═══ Data shown

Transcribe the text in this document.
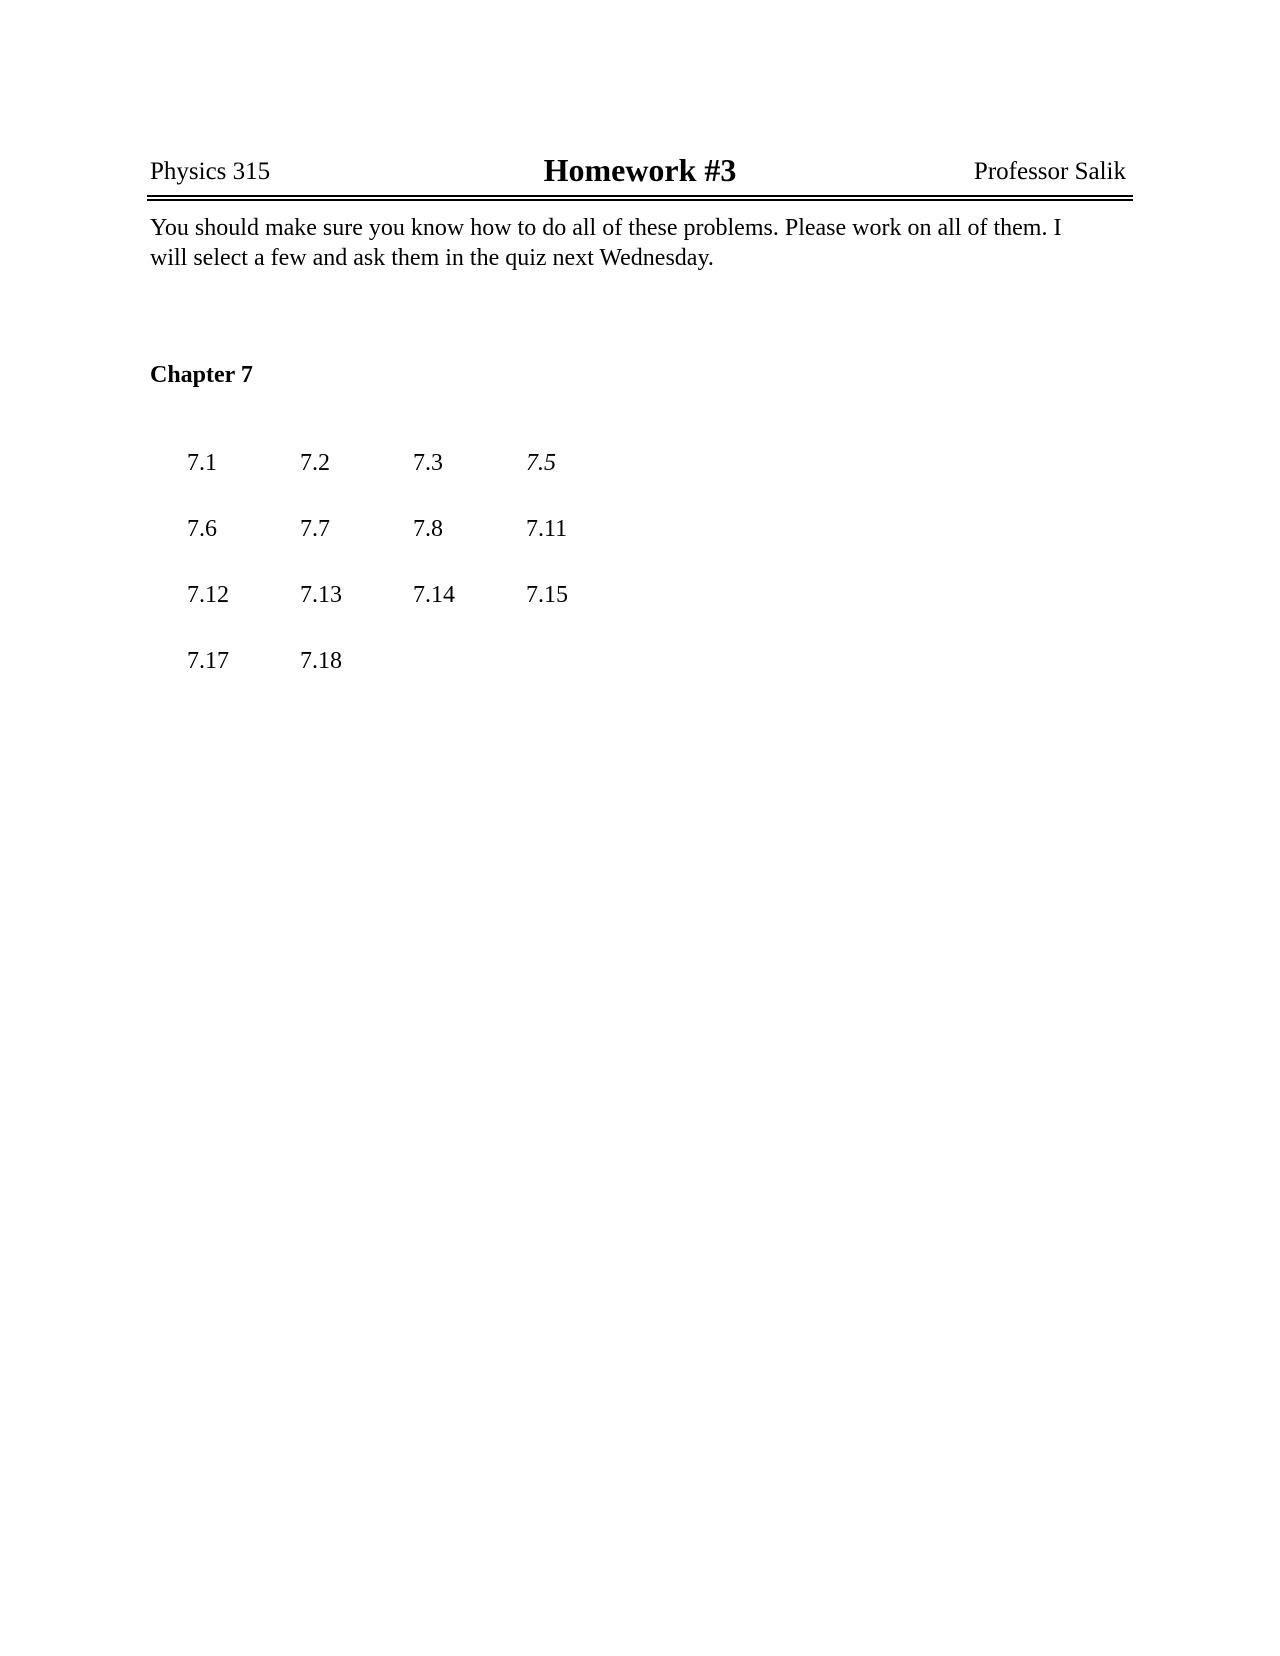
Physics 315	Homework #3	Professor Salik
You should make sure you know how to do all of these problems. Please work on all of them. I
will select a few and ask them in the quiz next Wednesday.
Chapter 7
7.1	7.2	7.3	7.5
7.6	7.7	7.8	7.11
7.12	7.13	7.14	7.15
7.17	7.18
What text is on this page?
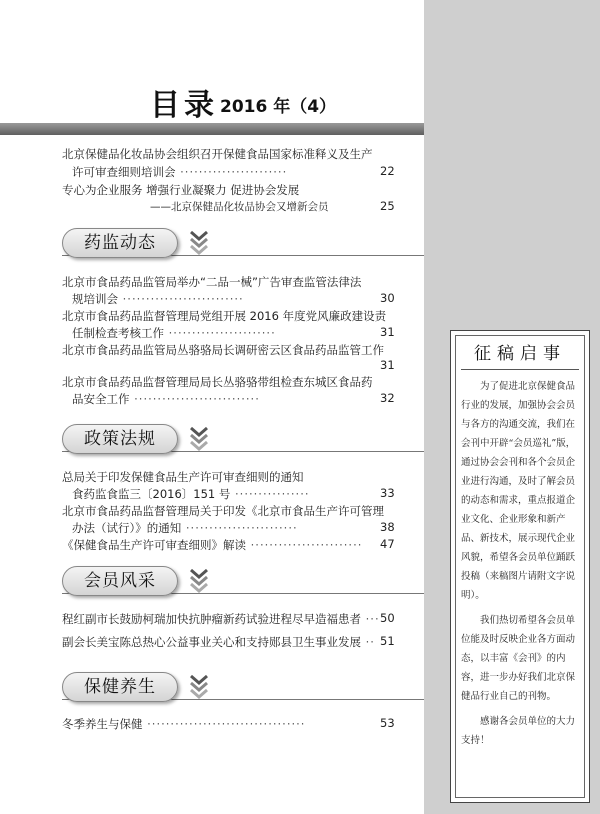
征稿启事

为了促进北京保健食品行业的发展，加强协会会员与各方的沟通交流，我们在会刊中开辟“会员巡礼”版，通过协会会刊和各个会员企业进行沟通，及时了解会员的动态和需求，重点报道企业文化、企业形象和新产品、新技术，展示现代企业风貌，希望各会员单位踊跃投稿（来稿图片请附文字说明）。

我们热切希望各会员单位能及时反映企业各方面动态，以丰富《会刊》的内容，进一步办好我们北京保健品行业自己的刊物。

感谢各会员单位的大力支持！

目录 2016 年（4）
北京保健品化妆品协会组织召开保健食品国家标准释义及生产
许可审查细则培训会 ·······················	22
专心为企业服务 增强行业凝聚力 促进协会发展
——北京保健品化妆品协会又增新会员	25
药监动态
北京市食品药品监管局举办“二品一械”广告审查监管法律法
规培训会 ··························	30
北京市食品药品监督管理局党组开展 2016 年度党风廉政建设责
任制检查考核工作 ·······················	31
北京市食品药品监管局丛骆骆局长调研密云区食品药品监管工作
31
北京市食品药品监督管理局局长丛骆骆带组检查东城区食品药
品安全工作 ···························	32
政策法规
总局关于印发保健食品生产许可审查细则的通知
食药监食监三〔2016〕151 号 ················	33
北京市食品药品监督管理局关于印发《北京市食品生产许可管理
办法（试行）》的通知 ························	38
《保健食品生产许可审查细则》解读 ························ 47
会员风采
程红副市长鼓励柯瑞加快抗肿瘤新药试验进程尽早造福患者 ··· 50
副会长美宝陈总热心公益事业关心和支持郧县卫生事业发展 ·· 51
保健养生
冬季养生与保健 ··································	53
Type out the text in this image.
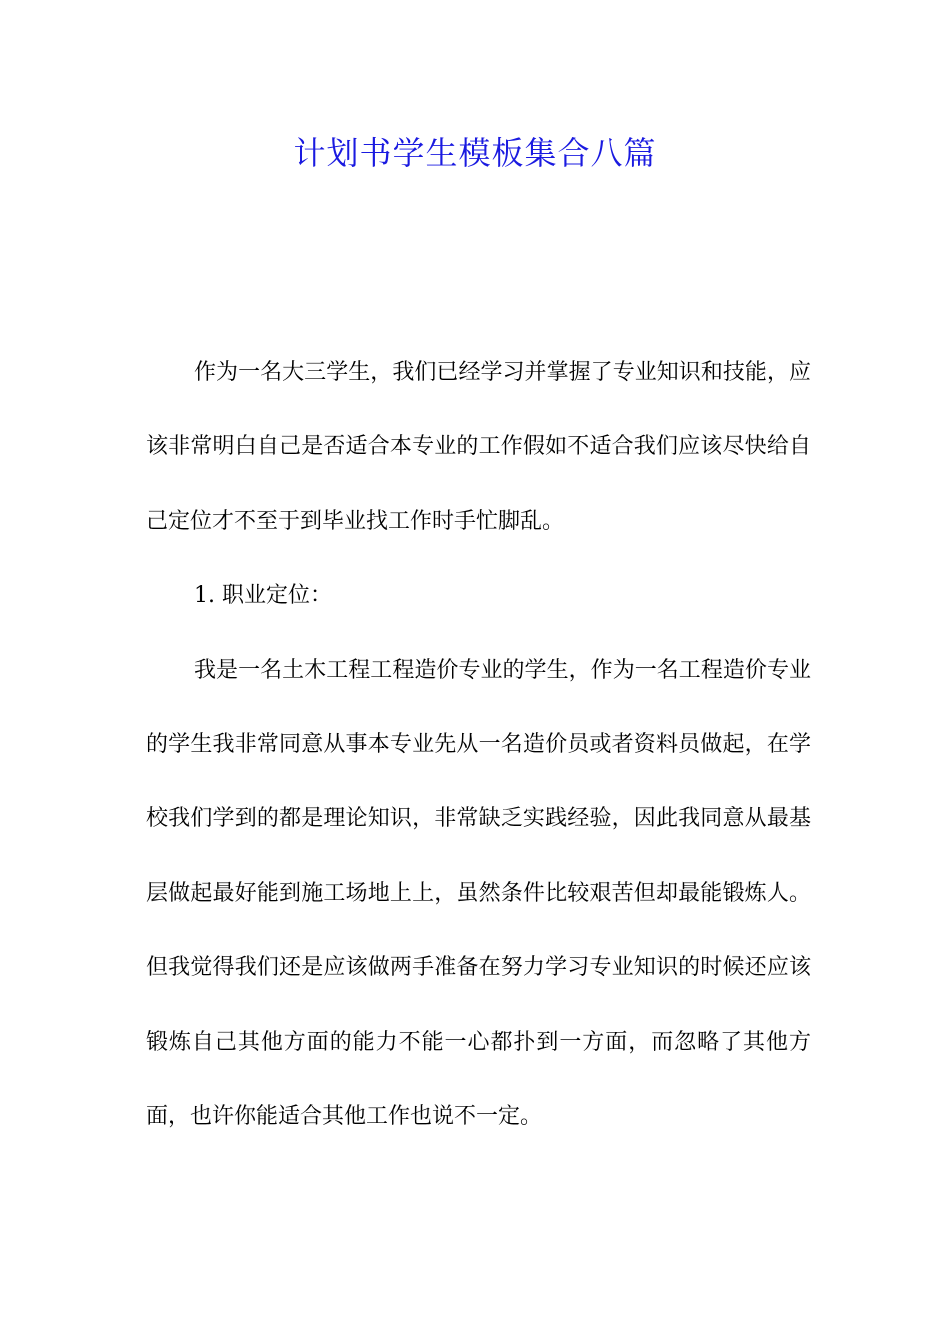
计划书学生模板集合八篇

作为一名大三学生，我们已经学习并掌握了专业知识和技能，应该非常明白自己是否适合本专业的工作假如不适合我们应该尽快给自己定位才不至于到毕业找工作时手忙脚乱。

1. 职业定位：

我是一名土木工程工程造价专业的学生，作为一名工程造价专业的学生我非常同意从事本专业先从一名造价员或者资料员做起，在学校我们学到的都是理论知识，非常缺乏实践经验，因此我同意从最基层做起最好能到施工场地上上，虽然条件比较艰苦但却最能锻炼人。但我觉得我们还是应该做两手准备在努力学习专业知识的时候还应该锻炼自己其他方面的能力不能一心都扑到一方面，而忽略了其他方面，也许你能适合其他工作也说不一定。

══════

> [Written task] Do not include pictures. Copy only the lines running from the line with "What text is on this page?" through the last line of the records, exactly as they appear.

> [Response to the task]
What text is on this page?
征稿启事

为了促进北京保健食品行业的发展，加强协会会员与各方的沟通交流，我们在会刊中开辟“会员巡礼”版，通过协会会刊和各个会员企业进行沟通，及时了解会员的动态和需求，重点报道企业文化、企业形象和新产品、新技术，展示现代企业风貌，希望各会员单位踊跃投稿（来稿图片请附文字说明）。

我们热切希望各会员单位能及时反映企业各方面动态，以丰富《会刊》的内容，进一步办好我们北京保健品行业自己的刊物。

感谢各会员单位的大力支持！

目录 2016 年（4）
北京保健品化妆品协会组织召开保健食品国家标准释义及生产
许可审查细则培训会 ·······················	22
专心为企业服务 增强行业凝聚力 促进协会发展
——北京保健品化妆品协会又增新会员	25
药监动态
北京市食品药品监管局举办“二品一械”广告审查监管法律法
规培训会 ··························	30
北京市食品药品监督管理局党组开展 2016 年度党风廉政建设责
任制检查考核工作 ·······················	31
北京市食品药品监管局丛骆骆局长调研密云区食品药品监管工作
31
北京市食品药品监督管理局局长丛骆骆带组检查东城区食品药
品安全工作 ···························	32
政策法规
总局关于印发保健食品生产许可审查细则的通知
食药监食监三〔2016〕151 号 ················	33
北京市食品药品监督管理局关于印发《北京市食品生产许可管理
办法（试行）》的通知 ························	38
《保健食品生产许可审查细则》解读 ························ 47
会员风采
程红副市长鼓励柯瑞加快抗肿瘤新药试验进程尽早造福患者 ··· 50
副会长美宝陈总热心公益事业关心和支持郧县卫生事业发展 ·· 51
保健养生
冬季养生与保健 ··································	53
Type out the text in this image.
计划书学生模板集合八篇

作为一名大三学生，我们已经学习并掌握了专业知识和技能，应该非常明白自己是否适合本专业的工作假如不适合我们应该尽快给自己定位才不至于到毕业找工作时手忙脚乱。

1. 职业定位：

我是一名土木工程工程造价专业的学生，作为一名工程造价专业的学生我非常同意从事本专业先从一名造价员或者资料员做起，在学校我们学到的都是理论知识，非常缺乏实践经验，因此我同意从最基层做起最好能到施工场地上上，虽然条件比较艰苦但却最能锻炼人。但我觉得我们还是应该做两手准备在努力学习专业知识的时候还应该锻炼自己其他方面的能力不能一心都扑到一方面，而忽略了其他方面，也许你能适合其他工作也说不一定。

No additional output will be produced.